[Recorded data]

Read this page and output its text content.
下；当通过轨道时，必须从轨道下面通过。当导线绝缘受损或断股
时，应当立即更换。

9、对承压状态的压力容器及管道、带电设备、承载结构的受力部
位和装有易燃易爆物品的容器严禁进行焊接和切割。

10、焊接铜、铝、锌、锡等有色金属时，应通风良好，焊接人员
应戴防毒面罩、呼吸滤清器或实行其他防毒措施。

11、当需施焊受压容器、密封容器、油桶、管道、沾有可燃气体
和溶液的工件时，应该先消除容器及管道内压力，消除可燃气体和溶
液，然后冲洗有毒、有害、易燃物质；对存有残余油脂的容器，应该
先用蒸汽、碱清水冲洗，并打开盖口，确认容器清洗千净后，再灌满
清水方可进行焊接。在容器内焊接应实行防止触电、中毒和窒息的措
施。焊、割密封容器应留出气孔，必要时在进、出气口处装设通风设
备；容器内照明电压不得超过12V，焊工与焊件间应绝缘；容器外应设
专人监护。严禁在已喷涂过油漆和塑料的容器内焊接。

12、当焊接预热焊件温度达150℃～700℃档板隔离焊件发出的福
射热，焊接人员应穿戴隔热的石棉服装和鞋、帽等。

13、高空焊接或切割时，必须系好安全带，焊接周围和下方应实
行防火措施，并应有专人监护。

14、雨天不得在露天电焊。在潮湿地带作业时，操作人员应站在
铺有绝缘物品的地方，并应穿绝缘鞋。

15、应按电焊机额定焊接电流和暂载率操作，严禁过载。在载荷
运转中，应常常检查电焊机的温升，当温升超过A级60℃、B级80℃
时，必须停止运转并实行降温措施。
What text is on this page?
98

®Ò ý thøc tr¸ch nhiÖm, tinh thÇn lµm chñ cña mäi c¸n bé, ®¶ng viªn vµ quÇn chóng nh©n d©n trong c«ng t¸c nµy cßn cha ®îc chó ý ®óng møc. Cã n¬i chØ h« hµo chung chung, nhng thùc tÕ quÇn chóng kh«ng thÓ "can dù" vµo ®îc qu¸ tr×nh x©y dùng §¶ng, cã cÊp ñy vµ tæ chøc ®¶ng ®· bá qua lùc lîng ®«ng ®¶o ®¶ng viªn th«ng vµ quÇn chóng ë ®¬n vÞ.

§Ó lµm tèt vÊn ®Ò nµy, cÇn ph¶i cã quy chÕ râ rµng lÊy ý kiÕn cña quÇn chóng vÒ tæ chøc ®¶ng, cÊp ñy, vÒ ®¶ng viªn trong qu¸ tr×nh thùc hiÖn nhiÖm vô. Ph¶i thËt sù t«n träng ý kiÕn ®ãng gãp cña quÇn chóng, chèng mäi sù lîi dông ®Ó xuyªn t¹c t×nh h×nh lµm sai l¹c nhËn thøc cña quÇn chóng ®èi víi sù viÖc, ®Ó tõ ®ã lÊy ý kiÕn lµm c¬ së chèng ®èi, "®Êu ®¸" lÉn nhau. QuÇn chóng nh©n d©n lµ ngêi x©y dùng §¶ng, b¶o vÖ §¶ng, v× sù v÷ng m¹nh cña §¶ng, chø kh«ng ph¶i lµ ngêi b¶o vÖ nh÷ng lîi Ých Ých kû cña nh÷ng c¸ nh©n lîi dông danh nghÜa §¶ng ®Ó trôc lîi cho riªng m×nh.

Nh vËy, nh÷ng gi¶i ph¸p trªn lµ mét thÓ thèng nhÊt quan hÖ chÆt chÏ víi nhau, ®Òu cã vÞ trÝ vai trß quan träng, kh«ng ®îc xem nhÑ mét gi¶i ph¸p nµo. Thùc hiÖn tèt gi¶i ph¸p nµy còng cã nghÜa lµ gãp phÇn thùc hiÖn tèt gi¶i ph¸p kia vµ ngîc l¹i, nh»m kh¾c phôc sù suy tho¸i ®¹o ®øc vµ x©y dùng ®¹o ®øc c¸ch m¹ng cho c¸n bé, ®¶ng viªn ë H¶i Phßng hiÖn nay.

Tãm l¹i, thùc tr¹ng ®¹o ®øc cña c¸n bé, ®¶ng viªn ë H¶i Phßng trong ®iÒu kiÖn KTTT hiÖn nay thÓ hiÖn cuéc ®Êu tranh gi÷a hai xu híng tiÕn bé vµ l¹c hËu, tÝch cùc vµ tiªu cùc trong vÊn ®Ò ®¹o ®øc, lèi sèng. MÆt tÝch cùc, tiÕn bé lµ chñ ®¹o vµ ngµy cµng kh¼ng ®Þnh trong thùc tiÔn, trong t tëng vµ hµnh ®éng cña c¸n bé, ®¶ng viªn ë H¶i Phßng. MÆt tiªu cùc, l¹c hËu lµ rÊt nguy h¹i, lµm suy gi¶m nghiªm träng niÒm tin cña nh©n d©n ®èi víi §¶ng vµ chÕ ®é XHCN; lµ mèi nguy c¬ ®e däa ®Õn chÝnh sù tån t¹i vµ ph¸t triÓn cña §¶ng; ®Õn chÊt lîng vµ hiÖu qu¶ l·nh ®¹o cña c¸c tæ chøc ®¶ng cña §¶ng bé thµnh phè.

#### Stated problem
Copy all data exactly, start to finish.

#### Full output
Read this page and output its text content.
下；当通过轨道时，必须从轨道下面通过。当导线绝缘受损或断股
时，应当立即更换。

9、对承压状态的压力容器及管道、带电设备、承载结构的受力部
位和装有易燃易爆物品的容器严禁进行焊接和切割。

10、焊接铜、铝、锌、锡等有色金属时，应通风良好，焊接人员
应戴防毒面罩、呼吸滤清器或实行其他防毒措施。

11、当需施焊受压容器、密封容器、油桶、管道、沾有可燃气体
和溶液的工件时，应该先消除容器及管道内压力，消除可燃气体和溶
液，然后冲洗有毒、有害、易燃物质；对存有残余油脂的容器，应该
先用蒸汽、碱清水冲洗，并打开盖口，确认容器清洗千净后，再灌满
清水方可进行焊接。在容器内焊接应实行防止触电、中毒和窒息的措
施。焊、割密封容器应留出气孔，必要时在进、出气口处装设通风设
备；容器内照明电压不得超过12V，焊工与焊件间应绝缘；容器外应设
专人监护。严禁在已喷涂过油漆和塑料的容器内焊接。

12、当焊接预热焊件温度达150℃～700℃档板隔离焊件发出的福
射热，焊接人员应穿戴隔热的石棉服装和鞋、帽等。

13、高空焊接或切割时，必须系好安全带，焊接周围和下方应实
行防火措施，并应有专人监护。

14、雨天不得在露天电焊。在潮湿地带作业时，操作人员应站在
铺有绝缘物品的地方，并应穿绝缘鞋。

15、应按电焊机额定焊接电流和暂载率操作，严禁过载。在载荷
运转中，应常常检查电焊机的温升，当温升超过A级60℃、B级80℃
时，必须停止运转并实行降温措施。
What text is on this page?
98

®Ò ý thøc tr¸ch nhiÖm, tinh thÇn lµm chñ cña mäi c¸n bé, ®¶ng viªn vµ quÇn chóng nh©n d©n trong c«ng t¸c nµy cßn cha ®îc chó ý ®óng møc. Cã n¬i chØ h« hµo chung chung, nhng thùc tÕ quÇn chóng kh«ng thÓ "can dù" vµo ®îc qu¸ tr×nh x©y dùng §¶ng, cã cÊp ñy vµ tæ chøc ®¶ng ®· bá qua lùc lîng ®«ng ®¶o ®¶ng viªn th«ng vµ quÇn chóng ë ®¬n vÞ.

§Ó lµm tèt vÊn ®Ò nµy, cÇn ph¶i cã quy chÕ râ rµng lÊy ý kiÕn cña quÇn chóng vÒ tæ chøc ®¶ng, cÊp ñy, vÒ ®¶ng viªn trong qu¸ tr×nh thùc hiÖn nhiÖm vô. Ph¶i thËt sù t«n träng ý kiÕn ®ãng gãp cña quÇn chóng, chèng mäi sù lîi dông ®Ó xuyªn t¹c t×nh h×nh lµm sai l¹c nhËn thøc cña quÇn chóng ®èi víi sù viÖc, ®Ó tõ ®ã lÊy ý kiÕn lµm c¬ së chèng ®èi, "®Êu ®¸" lÉn nhau. QuÇn chóng nh©n d©n lµ ngêi x©y dùng §¶ng, b¶o vÖ §¶ng, v× sù v÷ng m¹nh cña §¶ng, chø kh«ng ph¶i lµ ngêi b¶o vÖ nh÷ng lîi Ých Ých kû cña nh÷ng c¸ nh©n lîi dông danh nghÜa §¶ng ®Ó trôc lîi cho riªng m×nh.

Nh vËy, nh÷ng gi¶i ph¸p trªn lµ mét thÓ thèng nhÊt quan hÖ chÆt chÏ víi nhau, ®Òu cã vÞ trÝ vai trß quan träng, kh«ng ®îc xem nhÑ mét gi¶i ph¸p nµo. Thùc hiÖn tèt gi¶i ph¸p nµy còng cã nghÜa lµ gãp phÇn thùc hiÖn tèt gi¶i ph¸p kia vµ ngîc l¹i, nh»m kh¾c phôc sù suy tho¸i ®¹o ®øc vµ x©y dùng ®¹o ®øc c¸ch m¹ng cho c¸n bé, ®¶ng viªn ë H¶i Phßng hiÖn nay.

Tãm l¹i, thùc tr¹ng ®¹o ®øc cña c¸n bé, ®¶ng viªn ë H¶i Phßng trong ®iÒu kiÖn KTTT hiÖn nay thÓ hiÖn cuéc ®Êu tranh gi÷a hai xu híng tiÕn bé vµ l¹c hËu, tÝch cùc vµ tiªu cùc trong vÊn ®Ò ®¹o ®øc, lèi sèng. MÆt tÝch cùc, tiÕn bé lµ chñ ®¹o vµ ngµy cµng kh¼ng ®Þnh trong thùc tiÔn, trong t tëng vµ hµnh ®éng cña c¸n bé, ®¶ng viªn ë H¶i Phßng. MÆt tiªu cùc, l¹c hËu lµ rÊt nguy h¹i, lµm suy gi¶m nghiªm träng niÒm tin cña nh©n d©n ®èi víi §¶ng vµ chÕ ®é XHCN; lµ mèi nguy c¬ ®e däa ®Õn chÝnh sù tån t¹i vµ ph¸t triÓn cña §¶ng; ®Õn chÊt lîng vµ hiÖu qu¶ l·nh ®¹o cña c¸c tæ chøc ®¶ng cña §¶ng bé thµnh phè.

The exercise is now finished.